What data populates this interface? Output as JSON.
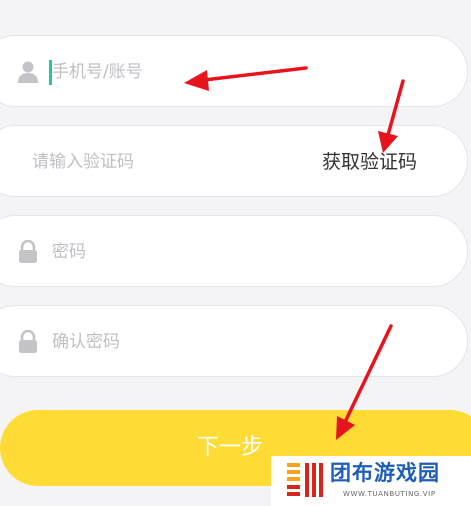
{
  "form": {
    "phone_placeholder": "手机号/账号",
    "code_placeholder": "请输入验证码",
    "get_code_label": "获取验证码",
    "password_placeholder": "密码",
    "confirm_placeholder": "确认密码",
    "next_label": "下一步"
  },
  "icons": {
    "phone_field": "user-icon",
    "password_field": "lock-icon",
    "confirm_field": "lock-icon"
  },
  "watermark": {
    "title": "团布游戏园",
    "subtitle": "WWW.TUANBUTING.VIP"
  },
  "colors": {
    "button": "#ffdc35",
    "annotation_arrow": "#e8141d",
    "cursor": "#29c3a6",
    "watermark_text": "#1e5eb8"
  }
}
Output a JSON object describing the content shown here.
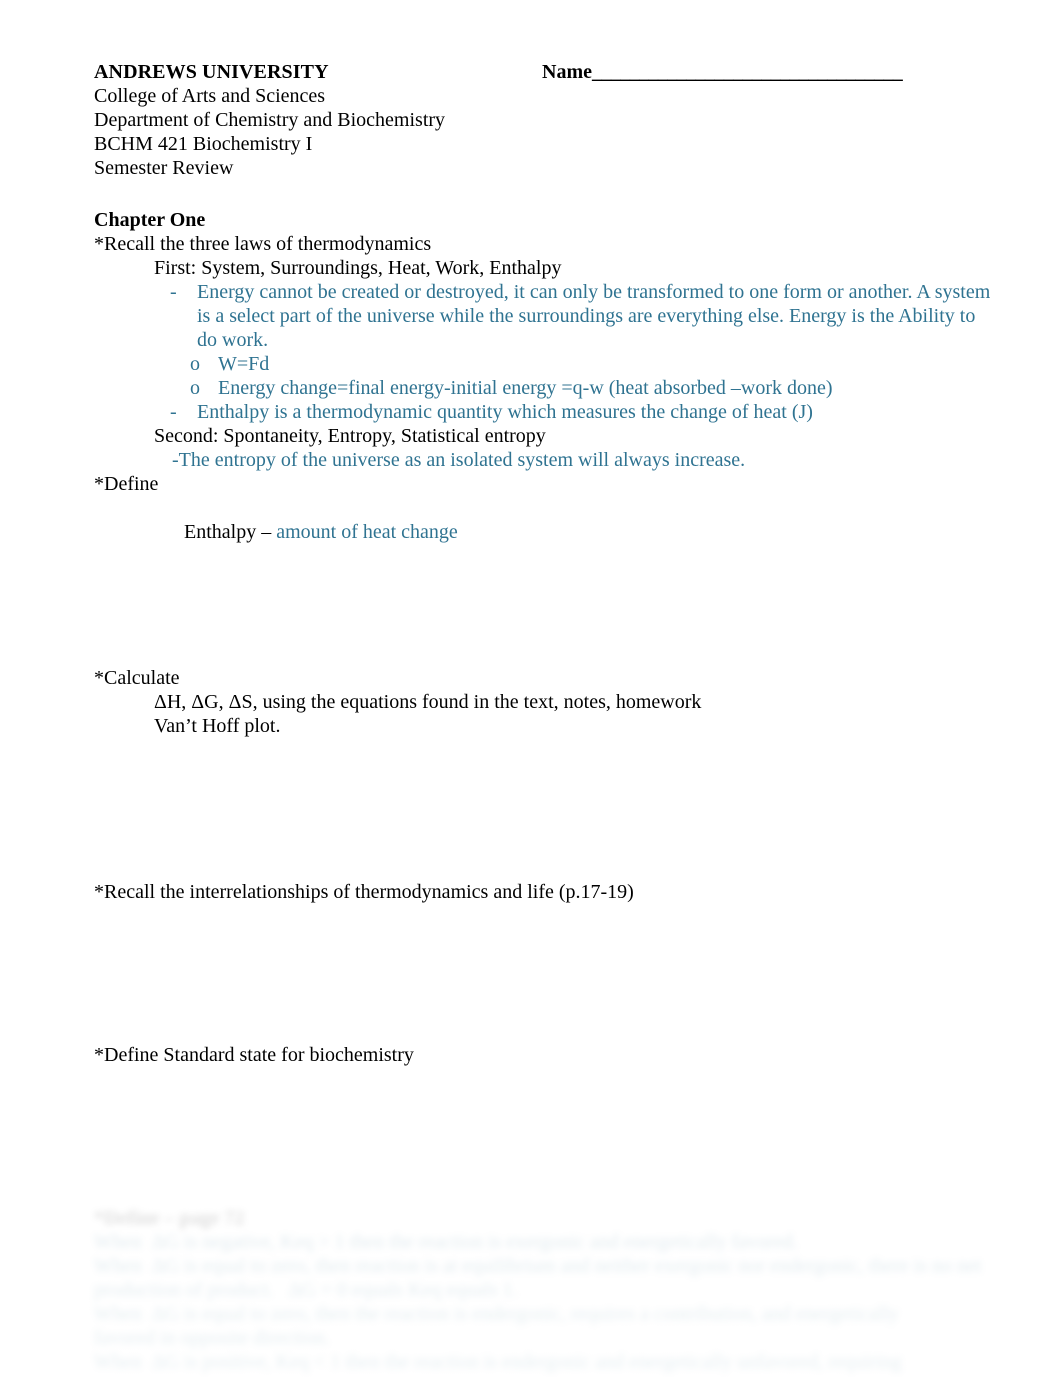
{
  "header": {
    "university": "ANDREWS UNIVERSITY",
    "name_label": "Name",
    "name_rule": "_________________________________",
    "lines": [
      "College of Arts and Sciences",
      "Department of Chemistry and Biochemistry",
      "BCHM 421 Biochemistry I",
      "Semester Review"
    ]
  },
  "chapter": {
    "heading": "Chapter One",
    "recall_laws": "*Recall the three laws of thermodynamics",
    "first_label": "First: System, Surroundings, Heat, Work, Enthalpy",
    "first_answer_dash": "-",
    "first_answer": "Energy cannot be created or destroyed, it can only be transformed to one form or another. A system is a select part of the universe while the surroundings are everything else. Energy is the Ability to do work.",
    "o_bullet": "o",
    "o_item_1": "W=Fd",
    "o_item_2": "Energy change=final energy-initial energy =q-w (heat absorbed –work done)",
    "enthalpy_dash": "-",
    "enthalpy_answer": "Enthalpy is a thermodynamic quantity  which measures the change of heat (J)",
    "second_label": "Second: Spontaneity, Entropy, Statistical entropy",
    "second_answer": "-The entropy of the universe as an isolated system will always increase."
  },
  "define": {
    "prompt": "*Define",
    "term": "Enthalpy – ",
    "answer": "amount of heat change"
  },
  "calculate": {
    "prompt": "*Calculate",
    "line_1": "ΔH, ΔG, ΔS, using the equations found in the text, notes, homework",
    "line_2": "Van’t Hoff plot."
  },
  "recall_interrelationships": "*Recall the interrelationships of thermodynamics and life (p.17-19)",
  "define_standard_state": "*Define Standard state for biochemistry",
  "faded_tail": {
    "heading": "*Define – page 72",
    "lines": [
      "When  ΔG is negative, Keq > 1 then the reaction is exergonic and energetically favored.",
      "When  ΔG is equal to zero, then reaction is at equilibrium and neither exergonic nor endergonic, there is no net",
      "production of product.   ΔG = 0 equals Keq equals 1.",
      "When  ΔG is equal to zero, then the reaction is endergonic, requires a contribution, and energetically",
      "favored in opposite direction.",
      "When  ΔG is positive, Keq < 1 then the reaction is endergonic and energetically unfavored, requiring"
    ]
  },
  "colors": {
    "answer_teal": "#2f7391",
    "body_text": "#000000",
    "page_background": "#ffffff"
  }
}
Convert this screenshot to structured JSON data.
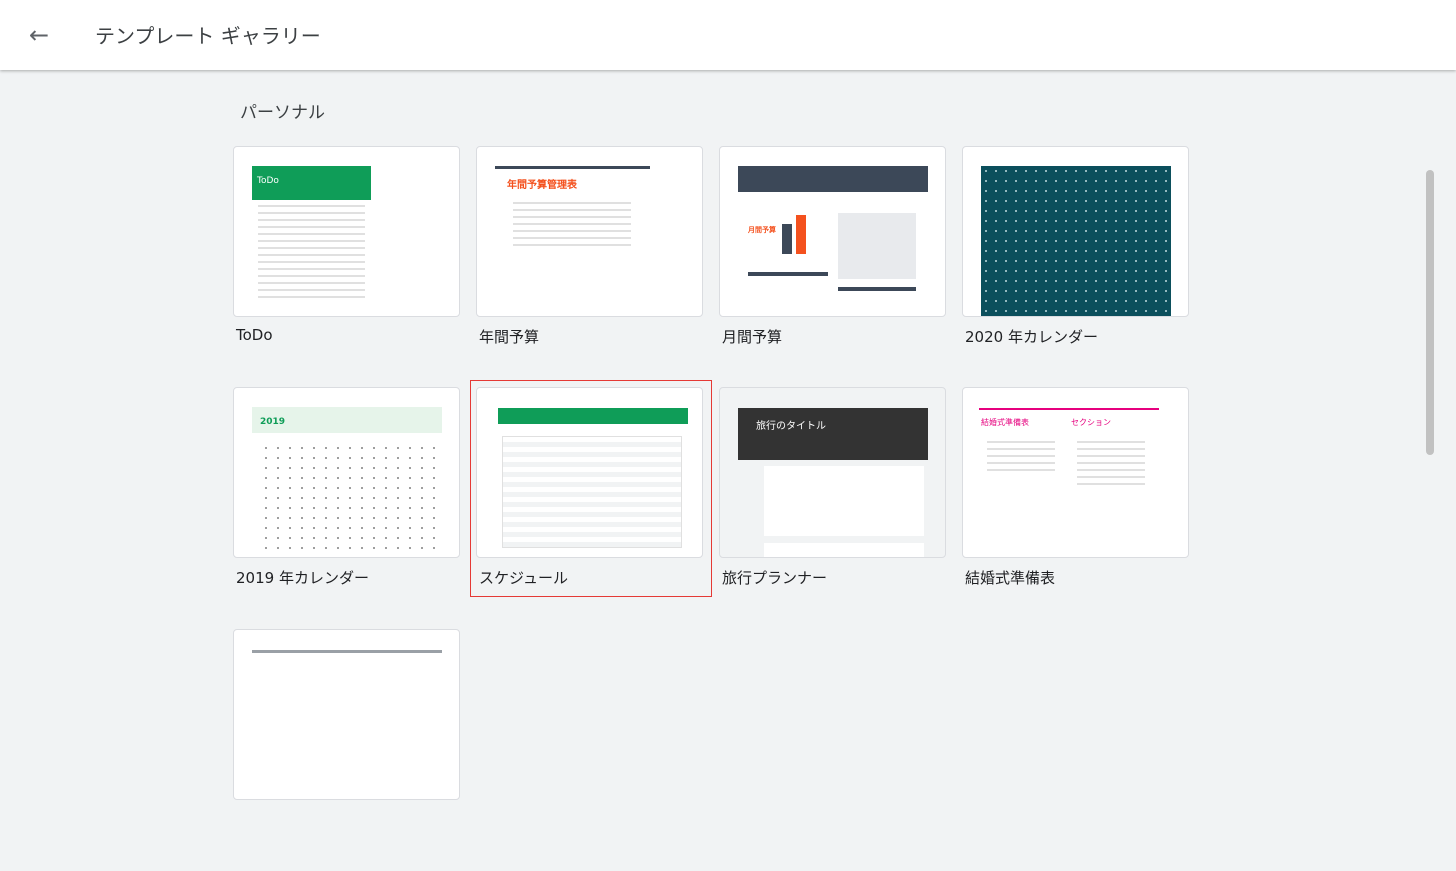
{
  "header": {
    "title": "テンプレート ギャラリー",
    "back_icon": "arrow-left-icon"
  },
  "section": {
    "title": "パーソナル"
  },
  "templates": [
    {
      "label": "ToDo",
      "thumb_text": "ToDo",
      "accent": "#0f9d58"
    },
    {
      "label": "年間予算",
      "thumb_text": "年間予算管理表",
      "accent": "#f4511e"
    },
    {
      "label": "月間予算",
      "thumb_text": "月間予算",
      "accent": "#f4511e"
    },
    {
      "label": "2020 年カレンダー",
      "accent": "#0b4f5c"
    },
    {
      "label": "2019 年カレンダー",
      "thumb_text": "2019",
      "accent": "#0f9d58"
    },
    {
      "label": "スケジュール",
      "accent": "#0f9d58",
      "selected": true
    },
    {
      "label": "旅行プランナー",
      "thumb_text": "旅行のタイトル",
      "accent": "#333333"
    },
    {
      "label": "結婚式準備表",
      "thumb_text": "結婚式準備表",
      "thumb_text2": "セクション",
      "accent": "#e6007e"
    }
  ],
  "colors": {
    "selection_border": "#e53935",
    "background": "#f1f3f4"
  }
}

- Task goal -
Leave out the pictures and repeat everything else in the records exactly.

- Response to the task -
What data populates this interface? Output as JSON.
{
  "form": {
    "phone_placeholder": "手机号/账号",
    "code_placeholder": "请输入验证码",
    "get_code_label": "获取验证码",
    "password_placeholder": "密码",
    "confirm_placeholder": "确认密码",
    "next_label": "下一步"
  },
  "icons": {
    "phone_field": "user-icon",
    "password_field": "lock-icon",
    "confirm_field": "lock-icon"
  },
  "watermark": {
    "title": "团布游戏园",
    "subtitle": "WWW.TUANBUTING.VIP"
  },
  "colors": {
    "button": "#ffdc35",
    "annotation_arrow": "#e8141d",
    "cursor": "#29c3a6",
    "watermark_text": "#1e5eb8"
  }
}
Output a JSON object describing the content shown here.
{
  "header": {
    "university": "ANDREWS UNIVERSITY",
    "name_label": "Name",
    "name_rule": "_________________________________",
    "lines": [
      "College of Arts and Sciences",
      "Department of Chemistry and Biochemistry",
      "BCHM 421 Biochemistry I",
      "Semester Review"
    ]
  },
  "chapter": {
    "heading": "Chapter One",
    "recall_laws": "*Recall the three laws of thermodynamics",
    "first_label": "First: System, Surroundings, Heat, Work, Enthalpy",
    "first_answer_dash": "-",
    "first_answer": "Energy cannot be created or destroyed, it can only be transformed to one form or another. A system is a select part of the universe while the surroundings are everything else. Energy is the Ability to do work.",
    "o_bullet": "o",
    "o_item_1": "W=Fd",
    "o_item_2": "Energy change=final energy-initial energy =q-w (heat absorbed –work done)",
    "enthalpy_dash": "-",
    "enthalpy_answer": "Enthalpy is a thermodynamic quantity  which measures the change of heat (J)",
    "second_label": "Second: Spontaneity, Entropy, Statistical entropy",
    "second_answer": "-The entropy of the universe as an isolated system will always increase."
  },
  "define": {
    "prompt": "*Define",
    "term": "Enthalpy – ",
    "answer": "amount of heat change"
  },
  "calculate": {
    "prompt": "*Calculate",
    "line_1": "ΔH, ΔG, ΔS, using the equations found in the text, notes, homework",
    "line_2": "Van’t Hoff plot."
  },
  "recall_interrelationships": "*Recall the interrelationships of thermodynamics and life (p.17-19)",
  "define_standard_state": "*Define Standard state for biochemistry",
  "faded_tail": {
    "heading": "*Define – page 72",
    "lines": [
      "When  ΔG is negative, Keq > 1 then the reaction is exergonic and energetically favored.",
      "When  ΔG is equal to zero, then reaction is at equilibrium and neither exergonic nor endergonic, there is no net",
      "production of product.   ΔG = 0 equals Keq equals 1.",
      "When  ΔG is equal to zero, then the reaction is endergonic, requires a contribution, and energetically",
      "favored in opposite direction.",
      "When  ΔG is positive, Keq < 1 then the reaction is endergonic and energetically unfavored, requiring"
    ]
  },
  "colors": {
    "answer_teal": "#2f7391",
    "body_text": "#000000",
    "page_background": "#ffffff"
  }
}
Convert this screenshot to structured JSON data.
{
  "header": {
    "title": "テンプレート ギャラリー",
    "back_icon": "arrow-left-icon"
  },
  "section": {
    "title": "パーソナル"
  },
  "templates": [
    {
      "label": "ToDo",
      "thumb_text": "ToDo",
      "accent": "#0f9d58"
    },
    {
      "label": "年間予算",
      "thumb_text": "年間予算管理表",
      "accent": "#f4511e"
    },
    {
      "label": "月間予算",
      "thumb_text": "月間予算",
      "accent": "#f4511e"
    },
    {
      "label": "2020 年カレンダー",
      "accent": "#0b4f5c"
    },
    {
      "label": "2019 年カレンダー",
      "thumb_text": "2019",
      "accent": "#0f9d58"
    },
    {
      "label": "スケジュール",
      "accent": "#0f9d58",
      "selected": true
    },
    {
      "label": "旅行プランナー",
      "thumb_text": "旅行のタイトル",
      "accent": "#333333"
    },
    {
      "label": "結婚式準備表",
      "thumb_text": "結婚式準備表",
      "thumb_text2": "セクション",
      "accent": "#e6007e"
    }
  ],
  "colors": {
    "selection_border": "#e53935",
    "background": "#f1f3f4"
  }
}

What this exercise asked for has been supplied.